» Task prompt
Only lines with the string "text" should be returned from the data below.
============
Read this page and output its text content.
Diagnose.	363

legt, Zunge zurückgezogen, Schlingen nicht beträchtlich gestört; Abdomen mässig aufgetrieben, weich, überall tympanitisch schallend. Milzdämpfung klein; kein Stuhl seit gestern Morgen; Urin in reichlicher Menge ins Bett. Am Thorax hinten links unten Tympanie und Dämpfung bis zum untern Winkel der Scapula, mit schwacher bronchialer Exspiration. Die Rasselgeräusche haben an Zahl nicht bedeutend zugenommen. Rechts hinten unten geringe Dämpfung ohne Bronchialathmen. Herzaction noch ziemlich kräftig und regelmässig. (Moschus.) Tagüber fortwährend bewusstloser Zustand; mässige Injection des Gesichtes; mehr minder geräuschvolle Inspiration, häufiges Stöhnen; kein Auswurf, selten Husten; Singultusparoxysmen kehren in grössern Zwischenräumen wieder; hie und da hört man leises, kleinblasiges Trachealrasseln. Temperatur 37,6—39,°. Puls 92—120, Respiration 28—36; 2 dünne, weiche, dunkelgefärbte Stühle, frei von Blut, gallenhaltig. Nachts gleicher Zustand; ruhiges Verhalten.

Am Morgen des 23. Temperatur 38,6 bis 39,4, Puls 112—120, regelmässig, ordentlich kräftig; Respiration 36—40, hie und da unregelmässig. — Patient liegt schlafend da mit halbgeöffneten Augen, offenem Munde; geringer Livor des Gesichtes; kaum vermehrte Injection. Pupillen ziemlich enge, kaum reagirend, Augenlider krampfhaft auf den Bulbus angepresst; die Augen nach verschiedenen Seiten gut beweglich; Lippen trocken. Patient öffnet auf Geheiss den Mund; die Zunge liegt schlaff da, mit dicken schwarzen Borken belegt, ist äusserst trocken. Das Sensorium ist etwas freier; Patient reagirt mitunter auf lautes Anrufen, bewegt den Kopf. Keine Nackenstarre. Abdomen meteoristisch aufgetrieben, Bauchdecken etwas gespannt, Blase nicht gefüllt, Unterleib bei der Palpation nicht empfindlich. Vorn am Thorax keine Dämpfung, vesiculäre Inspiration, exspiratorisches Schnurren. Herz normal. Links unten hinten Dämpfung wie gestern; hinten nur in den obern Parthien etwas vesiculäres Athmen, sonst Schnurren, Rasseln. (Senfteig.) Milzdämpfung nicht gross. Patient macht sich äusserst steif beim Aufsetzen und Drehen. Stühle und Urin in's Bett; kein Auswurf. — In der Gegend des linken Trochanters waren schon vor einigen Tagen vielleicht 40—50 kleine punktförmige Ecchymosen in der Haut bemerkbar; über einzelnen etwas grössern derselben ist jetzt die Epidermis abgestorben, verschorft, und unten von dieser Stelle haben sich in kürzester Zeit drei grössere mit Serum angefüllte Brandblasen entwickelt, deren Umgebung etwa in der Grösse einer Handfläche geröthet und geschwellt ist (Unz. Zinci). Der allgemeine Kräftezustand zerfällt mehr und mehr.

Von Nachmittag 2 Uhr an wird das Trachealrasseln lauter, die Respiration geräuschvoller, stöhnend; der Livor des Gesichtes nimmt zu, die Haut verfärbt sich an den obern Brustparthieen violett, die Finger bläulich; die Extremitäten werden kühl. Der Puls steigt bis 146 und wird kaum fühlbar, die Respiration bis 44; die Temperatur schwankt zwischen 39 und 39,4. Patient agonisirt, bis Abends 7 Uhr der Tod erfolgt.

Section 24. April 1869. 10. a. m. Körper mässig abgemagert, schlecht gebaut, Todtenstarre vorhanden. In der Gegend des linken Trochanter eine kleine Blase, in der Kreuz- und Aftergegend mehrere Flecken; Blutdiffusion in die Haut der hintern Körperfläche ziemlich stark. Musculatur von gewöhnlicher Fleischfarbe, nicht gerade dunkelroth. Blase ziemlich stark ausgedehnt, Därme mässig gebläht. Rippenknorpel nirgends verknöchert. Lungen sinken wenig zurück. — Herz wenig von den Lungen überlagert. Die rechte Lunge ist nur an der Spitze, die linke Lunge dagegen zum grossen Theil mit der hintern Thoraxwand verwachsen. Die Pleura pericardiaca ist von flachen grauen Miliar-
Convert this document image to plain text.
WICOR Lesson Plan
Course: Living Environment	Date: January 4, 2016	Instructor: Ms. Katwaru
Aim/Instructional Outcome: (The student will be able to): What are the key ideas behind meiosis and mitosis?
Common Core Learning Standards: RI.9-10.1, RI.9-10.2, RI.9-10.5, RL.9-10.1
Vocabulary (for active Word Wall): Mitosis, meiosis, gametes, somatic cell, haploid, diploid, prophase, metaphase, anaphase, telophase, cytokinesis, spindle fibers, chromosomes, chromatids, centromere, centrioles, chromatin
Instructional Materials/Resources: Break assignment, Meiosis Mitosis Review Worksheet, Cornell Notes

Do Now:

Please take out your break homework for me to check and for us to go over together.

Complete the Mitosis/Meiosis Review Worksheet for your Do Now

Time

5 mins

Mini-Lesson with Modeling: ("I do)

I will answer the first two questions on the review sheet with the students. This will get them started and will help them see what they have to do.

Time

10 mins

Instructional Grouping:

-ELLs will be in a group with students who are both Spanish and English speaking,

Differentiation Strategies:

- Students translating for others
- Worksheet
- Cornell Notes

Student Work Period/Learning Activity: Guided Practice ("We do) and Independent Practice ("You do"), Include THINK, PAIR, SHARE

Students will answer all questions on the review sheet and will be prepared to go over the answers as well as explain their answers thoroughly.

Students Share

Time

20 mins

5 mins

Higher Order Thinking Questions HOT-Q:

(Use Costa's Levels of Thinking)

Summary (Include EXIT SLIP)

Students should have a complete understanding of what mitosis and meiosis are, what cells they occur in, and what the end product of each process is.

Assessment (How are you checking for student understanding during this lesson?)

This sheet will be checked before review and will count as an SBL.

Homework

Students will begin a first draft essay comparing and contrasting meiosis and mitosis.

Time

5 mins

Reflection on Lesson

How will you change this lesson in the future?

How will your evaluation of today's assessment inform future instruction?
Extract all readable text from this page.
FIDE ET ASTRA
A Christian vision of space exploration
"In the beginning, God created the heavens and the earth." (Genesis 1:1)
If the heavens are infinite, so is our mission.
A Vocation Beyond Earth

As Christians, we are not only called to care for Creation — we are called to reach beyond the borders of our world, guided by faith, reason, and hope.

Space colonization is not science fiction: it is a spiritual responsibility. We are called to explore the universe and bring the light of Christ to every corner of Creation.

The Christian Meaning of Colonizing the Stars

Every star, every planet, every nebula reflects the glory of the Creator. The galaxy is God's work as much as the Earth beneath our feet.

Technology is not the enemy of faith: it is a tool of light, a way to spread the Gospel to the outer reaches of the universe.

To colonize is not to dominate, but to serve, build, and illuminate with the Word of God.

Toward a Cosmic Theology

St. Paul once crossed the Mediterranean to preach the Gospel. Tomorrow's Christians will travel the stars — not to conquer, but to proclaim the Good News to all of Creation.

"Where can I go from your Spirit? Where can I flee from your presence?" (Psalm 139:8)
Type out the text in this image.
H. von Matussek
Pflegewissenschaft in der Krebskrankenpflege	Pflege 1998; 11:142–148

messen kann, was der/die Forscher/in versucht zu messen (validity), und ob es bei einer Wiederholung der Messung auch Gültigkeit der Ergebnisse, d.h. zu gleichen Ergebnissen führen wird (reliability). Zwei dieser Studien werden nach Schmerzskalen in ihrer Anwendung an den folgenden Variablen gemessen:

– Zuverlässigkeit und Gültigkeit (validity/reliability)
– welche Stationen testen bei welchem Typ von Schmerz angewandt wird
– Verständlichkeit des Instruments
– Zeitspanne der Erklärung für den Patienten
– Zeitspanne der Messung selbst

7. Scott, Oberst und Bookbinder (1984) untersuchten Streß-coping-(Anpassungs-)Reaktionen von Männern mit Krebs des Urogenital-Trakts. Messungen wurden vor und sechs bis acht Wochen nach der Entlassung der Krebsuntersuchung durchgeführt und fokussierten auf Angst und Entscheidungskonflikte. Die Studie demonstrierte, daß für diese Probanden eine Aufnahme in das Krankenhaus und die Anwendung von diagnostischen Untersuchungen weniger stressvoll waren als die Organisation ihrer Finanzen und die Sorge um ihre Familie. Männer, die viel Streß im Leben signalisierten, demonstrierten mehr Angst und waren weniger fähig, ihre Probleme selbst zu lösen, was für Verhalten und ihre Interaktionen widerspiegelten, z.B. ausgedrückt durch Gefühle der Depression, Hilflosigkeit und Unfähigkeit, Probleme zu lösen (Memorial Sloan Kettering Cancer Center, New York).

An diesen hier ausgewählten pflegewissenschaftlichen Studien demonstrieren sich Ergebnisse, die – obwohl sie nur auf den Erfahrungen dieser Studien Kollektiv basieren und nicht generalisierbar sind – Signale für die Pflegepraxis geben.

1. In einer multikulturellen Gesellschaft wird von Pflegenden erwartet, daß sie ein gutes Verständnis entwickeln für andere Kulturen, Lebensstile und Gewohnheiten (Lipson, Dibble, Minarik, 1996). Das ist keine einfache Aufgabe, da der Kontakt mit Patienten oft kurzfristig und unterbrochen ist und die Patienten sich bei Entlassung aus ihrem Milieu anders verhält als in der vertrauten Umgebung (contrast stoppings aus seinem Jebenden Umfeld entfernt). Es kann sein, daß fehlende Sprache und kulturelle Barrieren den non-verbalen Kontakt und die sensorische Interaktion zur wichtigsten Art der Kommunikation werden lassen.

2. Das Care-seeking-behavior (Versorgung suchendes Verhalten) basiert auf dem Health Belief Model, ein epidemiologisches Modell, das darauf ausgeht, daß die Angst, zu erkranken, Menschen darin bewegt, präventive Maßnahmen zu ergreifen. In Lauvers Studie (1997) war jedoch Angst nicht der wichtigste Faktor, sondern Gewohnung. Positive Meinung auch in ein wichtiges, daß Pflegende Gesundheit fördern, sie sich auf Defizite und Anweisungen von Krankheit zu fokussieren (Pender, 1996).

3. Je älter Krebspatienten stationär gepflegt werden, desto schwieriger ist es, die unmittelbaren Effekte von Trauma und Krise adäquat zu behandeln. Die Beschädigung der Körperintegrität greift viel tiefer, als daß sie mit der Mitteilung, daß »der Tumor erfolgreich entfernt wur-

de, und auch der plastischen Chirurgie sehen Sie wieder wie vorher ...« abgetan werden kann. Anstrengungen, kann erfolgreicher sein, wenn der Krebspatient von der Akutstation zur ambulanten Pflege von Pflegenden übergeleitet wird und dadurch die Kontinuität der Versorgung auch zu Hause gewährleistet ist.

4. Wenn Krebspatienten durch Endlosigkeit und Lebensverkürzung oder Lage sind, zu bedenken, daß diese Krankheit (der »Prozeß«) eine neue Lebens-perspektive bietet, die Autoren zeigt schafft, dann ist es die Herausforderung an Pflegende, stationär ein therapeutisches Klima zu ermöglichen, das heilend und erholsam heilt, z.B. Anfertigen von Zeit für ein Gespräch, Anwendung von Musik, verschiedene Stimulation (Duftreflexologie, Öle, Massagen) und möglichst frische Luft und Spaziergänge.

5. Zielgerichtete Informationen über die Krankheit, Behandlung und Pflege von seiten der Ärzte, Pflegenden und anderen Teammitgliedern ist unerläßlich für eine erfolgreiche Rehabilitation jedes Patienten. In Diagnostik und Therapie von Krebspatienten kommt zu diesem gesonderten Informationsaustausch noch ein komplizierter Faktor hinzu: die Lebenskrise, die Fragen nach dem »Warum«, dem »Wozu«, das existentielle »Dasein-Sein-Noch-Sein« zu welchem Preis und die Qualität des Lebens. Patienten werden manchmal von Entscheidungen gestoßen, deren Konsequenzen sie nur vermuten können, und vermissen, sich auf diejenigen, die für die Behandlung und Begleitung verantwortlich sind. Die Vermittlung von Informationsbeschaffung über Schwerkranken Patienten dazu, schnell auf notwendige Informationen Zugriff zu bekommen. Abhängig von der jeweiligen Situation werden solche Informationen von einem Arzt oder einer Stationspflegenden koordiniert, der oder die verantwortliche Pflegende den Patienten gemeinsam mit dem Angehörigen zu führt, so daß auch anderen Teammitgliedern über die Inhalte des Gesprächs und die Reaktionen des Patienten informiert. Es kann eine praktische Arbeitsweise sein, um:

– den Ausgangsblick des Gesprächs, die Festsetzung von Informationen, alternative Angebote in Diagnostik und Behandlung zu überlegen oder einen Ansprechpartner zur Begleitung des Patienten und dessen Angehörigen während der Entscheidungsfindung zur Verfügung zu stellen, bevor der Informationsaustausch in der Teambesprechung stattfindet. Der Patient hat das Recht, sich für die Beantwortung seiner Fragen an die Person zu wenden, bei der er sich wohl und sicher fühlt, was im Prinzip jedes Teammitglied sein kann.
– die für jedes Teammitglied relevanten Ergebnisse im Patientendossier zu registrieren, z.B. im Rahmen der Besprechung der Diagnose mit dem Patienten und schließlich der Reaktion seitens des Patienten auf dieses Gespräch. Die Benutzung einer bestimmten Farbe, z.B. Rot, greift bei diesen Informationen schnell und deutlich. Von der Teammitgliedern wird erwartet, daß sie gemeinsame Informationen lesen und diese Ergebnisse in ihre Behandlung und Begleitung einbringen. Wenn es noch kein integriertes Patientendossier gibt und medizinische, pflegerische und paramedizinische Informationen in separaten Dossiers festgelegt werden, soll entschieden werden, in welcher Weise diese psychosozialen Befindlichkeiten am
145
============
» Finished task
Read this page and output its text content.
Convert this document image to plain text.
Extract all readable text from this page.
Type out the text in this image.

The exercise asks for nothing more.